EXTRACT PROVIDED:

********

Reputation: 3011
I have millions of xml files. The name of the xml file follows this pattern:
ABC_20180912_12345.xml
ABC_20180412_98765.xml
ABC_20180412_45678.xml
From this I want to copy files to a different folder based on the name it has after the underscore. To identify the files, I have a list which I have saved in a csv file which provides me with the required names. An example:
vcfile="/home/mycomp/Documents/wd/vehicles.csv"
vcpvr=`cat $vcfile`
echo $vcpvr provides me with this list:
2894 4249 5464
I am able to loop through the xmlfiles in the folder, open each file and grep to see if the file contains the string and if it is, the move the files to a new location. This is working.
The complete code:
#filesToExtract is the interim folder
fold="/home/mycomp/filesToExtract";
query=$fold/*.xml
vcfile="/home/mycomp/Documents/wd/vehicles.csv"
vcpvr=`cat $vcfile`
#xmlfiles - keep all tar.gz files here
cd ~/xmlfiles/
COUNTER=1
for f in *.tar.gz
do
echo " $COUNTER "
tar zxf "$f" -C ~/filesToExtract
for k in $query
do
file $k | if grep -q "$vcpvr"
then
mv $k ~/xmlToWork/
fi
done
#xmltowork is the final folder
#rm -r ~/filesToExtract/*.xml
COUNTER=$((COUNTER + 1))

********

PROVIDED MATERIAL:
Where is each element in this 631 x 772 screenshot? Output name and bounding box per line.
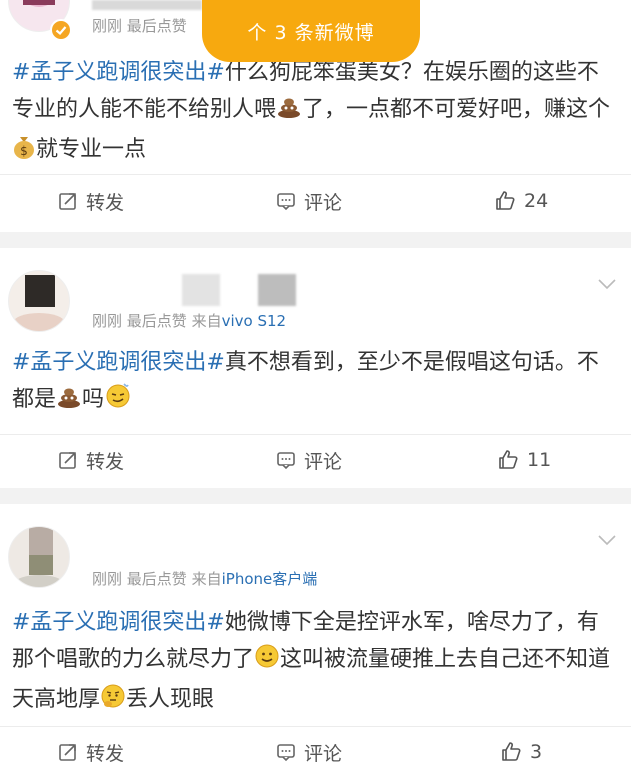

********

AIM OF THE EXERCISE:
Continue the forum thread on moving XML files by their names, starting right after its final line.

TASK RESPONSE:
done
But since this looks for the string inside the file, instead of filename, it takes longer to process millions of files. Instead, I want to look for the string in the filename and if it is there, move the files. This is what I have tried:
target="/home/mycomp/xmlToWork"
for k in $query
do
if [[ $k =~ "$vcpvr" ]]; then
cp -v $k $target
fi
done
But this gives me an error tarextract.sh: 12: tarextract.sh: [[: not found
Upvotes: 1
Views: 335
Reputation: 3816
This will work just fine, although I was hesitant to suggest as it will be a slower approach as it involve iteration, but certainly faster than looking into the files.
nn=($(cat vehicles.csv));for x in "${nn[@]}";do ls *.xml|grep "$x"|xargs -I '{}' mv {} folder/;done
multiline version of the same will be:
nn=($(cat test.csv))
for x in "${nn[@]}"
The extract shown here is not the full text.